**Problem description**: Wherever a line holds the string "Bill", copy that line.
* Begin *
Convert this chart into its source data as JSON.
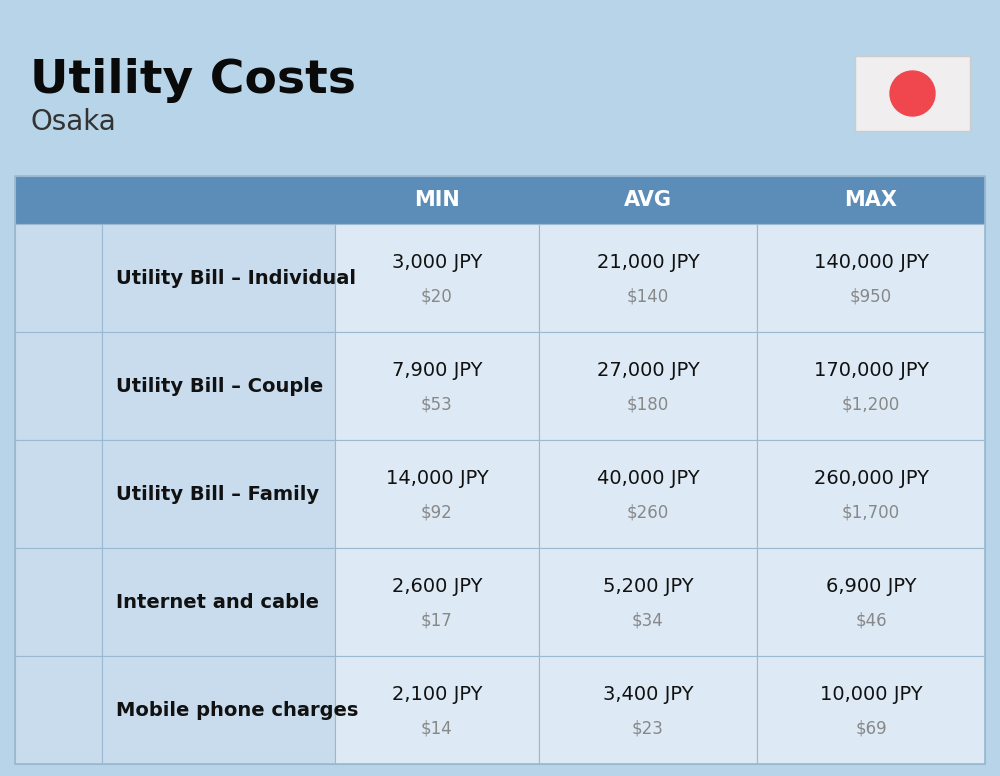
{
  "title": "Utility Costs",
  "subtitle": "Osaka",
  "background_color": "#b8d4e8",
  "header_bg_color": "#5b8db8",
  "header_text_color": "#ffffff",
  "row_bg_color": "#c8dced",
  "cell_bg_color": "#ddeaf5",
  "grid_line_color": "#9ab8d0",
  "col_headers": [
    "MIN",
    "AVG",
    "MAX"
  ],
  "rows": [
    {
      "label": "Utility Bill – Individual",
      "min_jpy": "3,000 JPY",
      "min_usd": "$20",
      "avg_jpy": "21,000 JPY",
      "avg_usd": "$140",
      "max_jpy": "140,000 JPY",
      "max_usd": "$950"
    },
    {
      "label": "Utility Bill – Couple",
      "min_jpy": "7,900 JPY",
      "min_usd": "$53",
      "avg_jpy": "27,000 JPY",
      "avg_usd": "$180",
      "max_jpy": "170,000 JPY",
      "max_usd": "$1,200"
    },
    {
      "label": "Utility Bill – Family",
      "min_jpy": "14,000 JPY",
      "min_usd": "$92",
      "avg_jpy": "40,000 JPY",
      "avg_usd": "$260",
      "max_jpy": "260,000 JPY",
      "max_usd": "$1,700"
    },
    {
      "label": "Internet and cable",
      "min_jpy": "2,600 JPY",
      "min_usd": "$17",
      "avg_jpy": "5,200 JPY",
      "avg_usd": "$34",
      "max_jpy": "6,900 JPY",
      "max_usd": "$46"
    },
    {
      "label": "Mobile phone charges",
      "min_jpy": "2,100 JPY",
      "min_usd": "$14",
      "avg_jpy": "3,400 JPY",
      "avg_usd": "$23",
      "max_jpy": "10,000 JPY",
      "max_usd": "$69"
    }
  ],
  "title_fontsize": 34,
  "subtitle_fontsize": 20,
  "header_fontsize": 15,
  "label_fontsize": 14,
  "value_fontsize": 14,
  "usd_fontsize": 12,
  "flag_circle_color": "#f0474e",
  "flag_bg_color": "#f0eeee"
}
* End *
**Exercise answer**:
      "label": "Utility Bill – Individual",
      "label": "Utility Bill – Couple",
      "label": "Utility Bill – Family",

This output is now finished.